- [Given request]: Isolate every line in the data with the string "общественного" and copy it.

[Records]
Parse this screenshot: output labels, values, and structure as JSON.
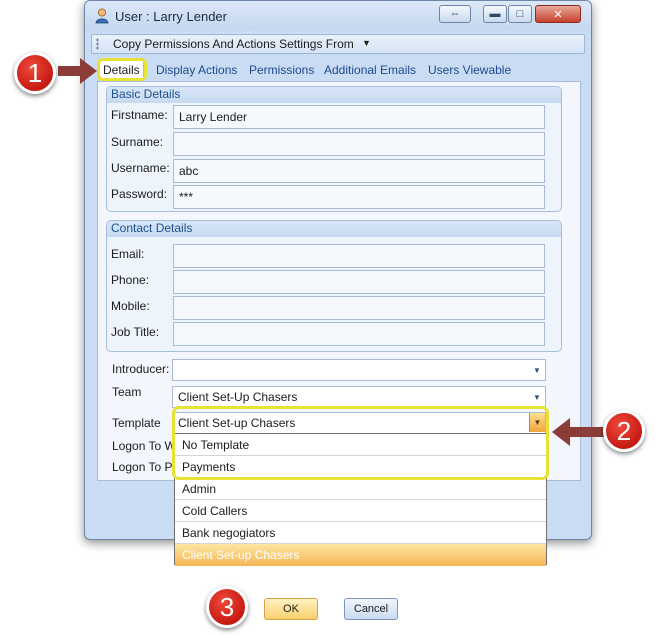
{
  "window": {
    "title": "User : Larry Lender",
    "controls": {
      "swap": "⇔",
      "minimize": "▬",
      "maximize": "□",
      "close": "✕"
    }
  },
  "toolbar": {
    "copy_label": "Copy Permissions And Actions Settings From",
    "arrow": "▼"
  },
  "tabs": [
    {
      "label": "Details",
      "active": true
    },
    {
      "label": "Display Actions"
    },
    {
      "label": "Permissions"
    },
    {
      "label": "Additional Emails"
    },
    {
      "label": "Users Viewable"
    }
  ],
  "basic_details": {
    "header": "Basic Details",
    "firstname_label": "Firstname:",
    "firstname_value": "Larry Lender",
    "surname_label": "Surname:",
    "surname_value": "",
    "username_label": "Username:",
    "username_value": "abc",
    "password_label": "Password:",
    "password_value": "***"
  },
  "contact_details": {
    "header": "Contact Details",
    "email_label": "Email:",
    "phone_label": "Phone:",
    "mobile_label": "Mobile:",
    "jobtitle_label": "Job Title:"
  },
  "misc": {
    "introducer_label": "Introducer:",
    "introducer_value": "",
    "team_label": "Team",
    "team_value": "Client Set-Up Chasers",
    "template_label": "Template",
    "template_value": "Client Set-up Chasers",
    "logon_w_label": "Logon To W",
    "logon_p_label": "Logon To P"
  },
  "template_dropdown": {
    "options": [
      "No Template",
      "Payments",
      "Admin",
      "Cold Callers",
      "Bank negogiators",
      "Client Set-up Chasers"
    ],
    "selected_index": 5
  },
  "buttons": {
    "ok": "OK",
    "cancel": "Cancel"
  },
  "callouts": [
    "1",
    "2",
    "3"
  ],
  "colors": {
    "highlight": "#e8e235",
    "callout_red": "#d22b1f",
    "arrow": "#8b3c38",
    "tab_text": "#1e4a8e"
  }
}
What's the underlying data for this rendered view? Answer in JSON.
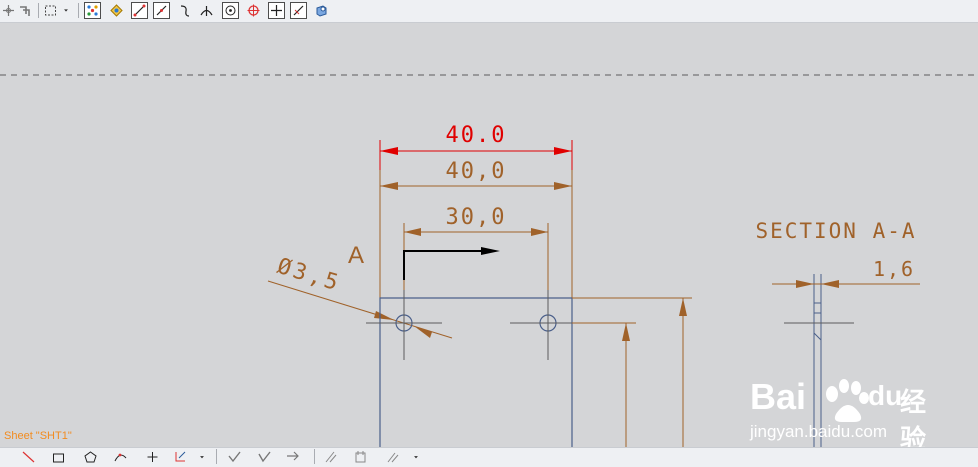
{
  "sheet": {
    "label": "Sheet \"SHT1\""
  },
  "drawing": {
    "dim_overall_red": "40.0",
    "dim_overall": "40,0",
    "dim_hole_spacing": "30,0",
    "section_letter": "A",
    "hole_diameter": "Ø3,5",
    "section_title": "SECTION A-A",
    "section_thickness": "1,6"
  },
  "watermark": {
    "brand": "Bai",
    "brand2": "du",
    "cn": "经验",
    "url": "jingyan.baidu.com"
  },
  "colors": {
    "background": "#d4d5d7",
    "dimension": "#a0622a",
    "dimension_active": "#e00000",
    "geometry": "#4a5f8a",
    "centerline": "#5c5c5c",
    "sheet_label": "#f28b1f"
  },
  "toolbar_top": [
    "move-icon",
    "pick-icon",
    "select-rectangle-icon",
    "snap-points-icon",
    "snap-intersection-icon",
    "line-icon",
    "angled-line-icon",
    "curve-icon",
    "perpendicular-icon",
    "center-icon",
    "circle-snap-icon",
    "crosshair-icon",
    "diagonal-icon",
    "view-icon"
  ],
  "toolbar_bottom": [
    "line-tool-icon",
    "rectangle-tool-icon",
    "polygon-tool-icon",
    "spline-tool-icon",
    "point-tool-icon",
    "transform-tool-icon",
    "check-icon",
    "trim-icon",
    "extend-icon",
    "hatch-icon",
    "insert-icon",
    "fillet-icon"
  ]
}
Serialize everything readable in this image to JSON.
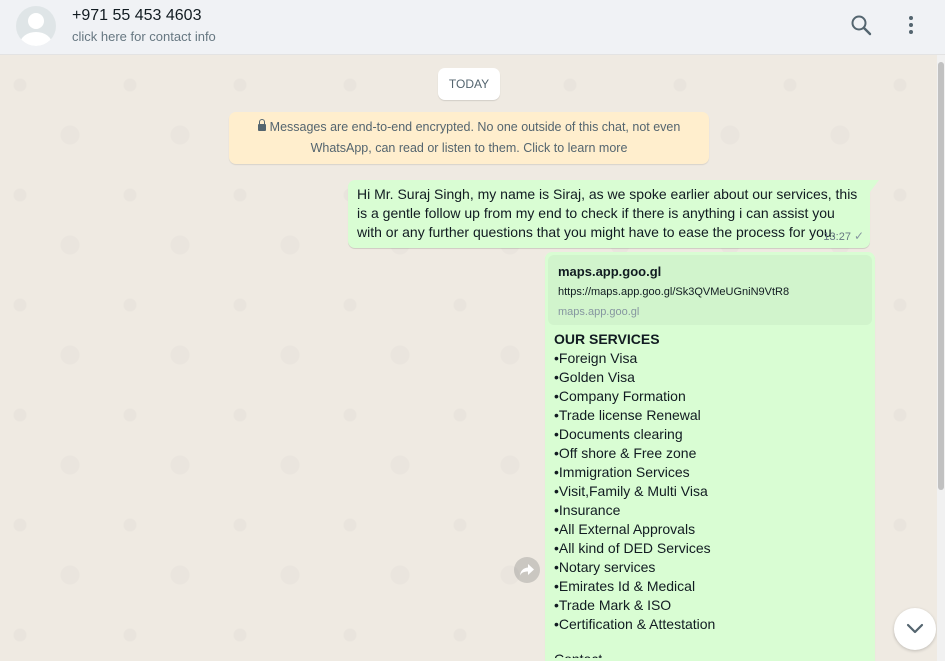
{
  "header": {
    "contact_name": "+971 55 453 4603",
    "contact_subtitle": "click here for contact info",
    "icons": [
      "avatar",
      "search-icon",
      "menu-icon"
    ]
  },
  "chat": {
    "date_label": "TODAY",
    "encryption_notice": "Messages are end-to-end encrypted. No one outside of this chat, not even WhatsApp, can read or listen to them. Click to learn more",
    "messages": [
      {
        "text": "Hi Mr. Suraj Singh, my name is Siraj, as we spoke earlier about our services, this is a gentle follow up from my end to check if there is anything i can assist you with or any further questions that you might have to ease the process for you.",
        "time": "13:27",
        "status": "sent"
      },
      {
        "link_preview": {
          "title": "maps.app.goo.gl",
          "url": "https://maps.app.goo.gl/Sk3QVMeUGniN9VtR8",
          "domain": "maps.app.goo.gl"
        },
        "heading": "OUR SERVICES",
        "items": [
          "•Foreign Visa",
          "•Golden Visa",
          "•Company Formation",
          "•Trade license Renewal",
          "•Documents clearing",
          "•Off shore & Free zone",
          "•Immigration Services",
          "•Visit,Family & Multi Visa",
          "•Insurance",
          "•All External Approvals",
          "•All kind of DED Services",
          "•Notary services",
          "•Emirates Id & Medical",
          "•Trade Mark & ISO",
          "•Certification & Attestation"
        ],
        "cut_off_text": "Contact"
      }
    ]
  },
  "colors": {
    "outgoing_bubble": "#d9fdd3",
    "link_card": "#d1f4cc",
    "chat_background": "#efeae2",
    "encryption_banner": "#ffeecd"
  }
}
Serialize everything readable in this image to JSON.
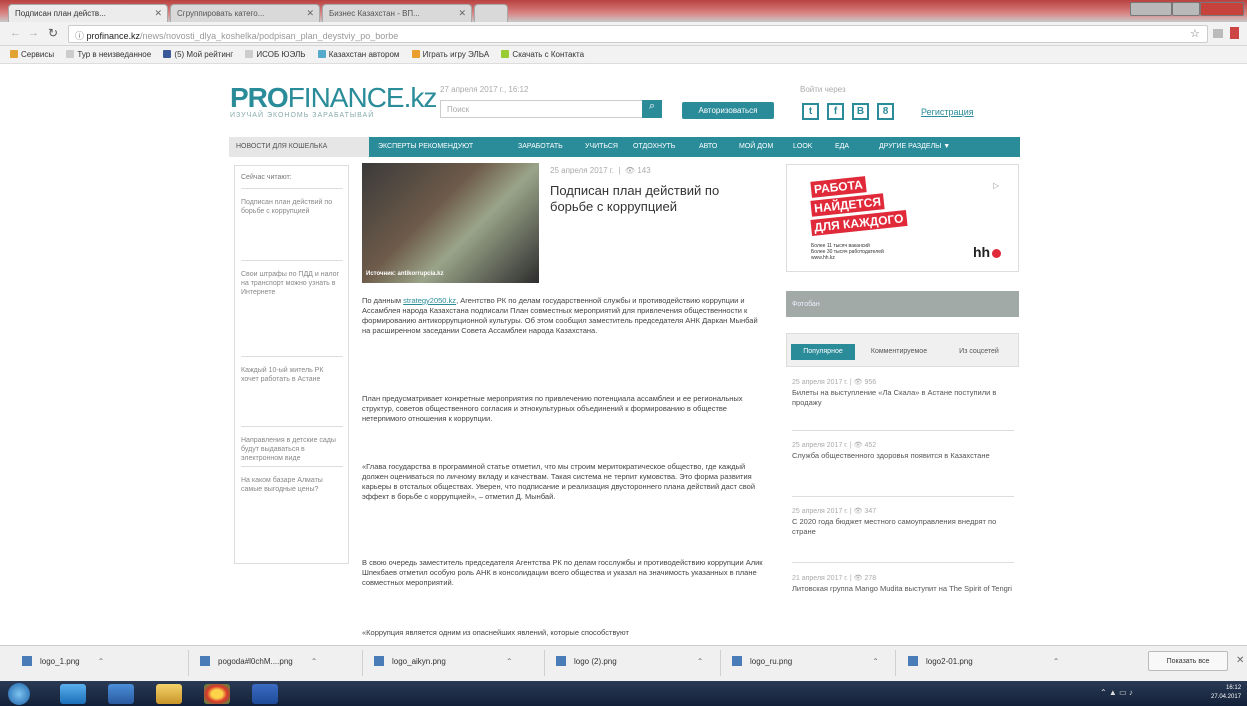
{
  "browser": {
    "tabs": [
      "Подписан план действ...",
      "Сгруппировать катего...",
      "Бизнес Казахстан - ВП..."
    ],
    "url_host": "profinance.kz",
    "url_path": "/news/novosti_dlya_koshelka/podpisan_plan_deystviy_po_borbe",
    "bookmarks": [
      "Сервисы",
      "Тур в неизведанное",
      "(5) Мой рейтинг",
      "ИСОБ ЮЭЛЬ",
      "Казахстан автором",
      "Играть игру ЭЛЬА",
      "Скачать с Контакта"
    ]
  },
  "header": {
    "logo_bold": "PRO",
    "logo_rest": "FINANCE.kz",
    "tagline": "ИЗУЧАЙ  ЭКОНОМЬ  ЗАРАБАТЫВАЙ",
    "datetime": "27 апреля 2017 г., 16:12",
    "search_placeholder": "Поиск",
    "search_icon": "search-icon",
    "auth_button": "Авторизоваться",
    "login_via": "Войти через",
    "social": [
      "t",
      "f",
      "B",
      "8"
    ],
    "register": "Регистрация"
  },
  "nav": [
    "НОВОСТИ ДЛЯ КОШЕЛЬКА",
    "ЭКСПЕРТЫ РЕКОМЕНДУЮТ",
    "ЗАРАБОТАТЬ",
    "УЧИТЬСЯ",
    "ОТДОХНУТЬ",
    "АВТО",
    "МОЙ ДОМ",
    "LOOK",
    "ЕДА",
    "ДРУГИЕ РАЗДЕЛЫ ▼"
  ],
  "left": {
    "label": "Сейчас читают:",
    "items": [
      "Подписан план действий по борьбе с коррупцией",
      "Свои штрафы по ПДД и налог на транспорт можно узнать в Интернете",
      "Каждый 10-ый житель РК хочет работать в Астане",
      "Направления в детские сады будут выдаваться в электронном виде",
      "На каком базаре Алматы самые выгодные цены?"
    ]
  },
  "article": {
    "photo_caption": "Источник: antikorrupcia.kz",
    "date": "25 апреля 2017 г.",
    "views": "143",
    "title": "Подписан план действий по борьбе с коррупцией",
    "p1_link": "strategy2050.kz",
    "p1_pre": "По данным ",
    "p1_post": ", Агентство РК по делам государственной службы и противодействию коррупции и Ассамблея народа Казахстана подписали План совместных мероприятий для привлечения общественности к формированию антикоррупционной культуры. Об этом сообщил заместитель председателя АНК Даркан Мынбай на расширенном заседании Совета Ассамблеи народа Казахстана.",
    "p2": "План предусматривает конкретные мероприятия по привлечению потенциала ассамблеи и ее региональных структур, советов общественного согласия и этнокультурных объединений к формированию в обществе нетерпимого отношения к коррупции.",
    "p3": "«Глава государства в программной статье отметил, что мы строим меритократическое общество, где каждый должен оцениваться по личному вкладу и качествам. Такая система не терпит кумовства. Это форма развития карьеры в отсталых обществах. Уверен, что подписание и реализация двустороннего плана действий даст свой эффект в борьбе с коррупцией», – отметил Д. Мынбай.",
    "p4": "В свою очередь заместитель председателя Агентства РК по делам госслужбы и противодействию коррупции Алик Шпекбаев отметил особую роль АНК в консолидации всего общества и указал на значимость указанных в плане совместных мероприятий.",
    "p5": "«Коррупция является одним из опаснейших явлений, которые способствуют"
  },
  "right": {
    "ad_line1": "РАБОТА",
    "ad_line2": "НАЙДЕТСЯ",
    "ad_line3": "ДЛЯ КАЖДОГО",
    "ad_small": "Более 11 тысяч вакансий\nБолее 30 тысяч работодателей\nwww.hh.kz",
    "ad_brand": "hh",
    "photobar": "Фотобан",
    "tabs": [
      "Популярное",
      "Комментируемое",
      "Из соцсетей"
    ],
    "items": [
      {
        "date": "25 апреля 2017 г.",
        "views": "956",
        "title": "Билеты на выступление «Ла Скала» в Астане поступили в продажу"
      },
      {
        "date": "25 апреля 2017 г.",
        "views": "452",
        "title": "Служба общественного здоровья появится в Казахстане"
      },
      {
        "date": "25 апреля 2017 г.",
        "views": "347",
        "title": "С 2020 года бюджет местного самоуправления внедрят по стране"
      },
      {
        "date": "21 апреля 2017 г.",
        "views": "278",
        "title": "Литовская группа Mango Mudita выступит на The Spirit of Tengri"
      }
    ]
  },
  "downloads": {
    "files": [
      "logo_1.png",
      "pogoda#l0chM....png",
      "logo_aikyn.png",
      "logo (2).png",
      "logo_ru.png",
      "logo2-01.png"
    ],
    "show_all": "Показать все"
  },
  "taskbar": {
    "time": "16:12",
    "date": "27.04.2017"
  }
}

- [Reply to the exercise]:
    "p2": "План предусматривает конкретные мероприятия по привлечению потенциала ассамблеи и ее региональных структур, советов общественного согласия и этнокультурных объединений к формированию в обществе нетерпимого отношения к коррупции.",
        "title": "Служба общественного здоровья появится в Казахстане"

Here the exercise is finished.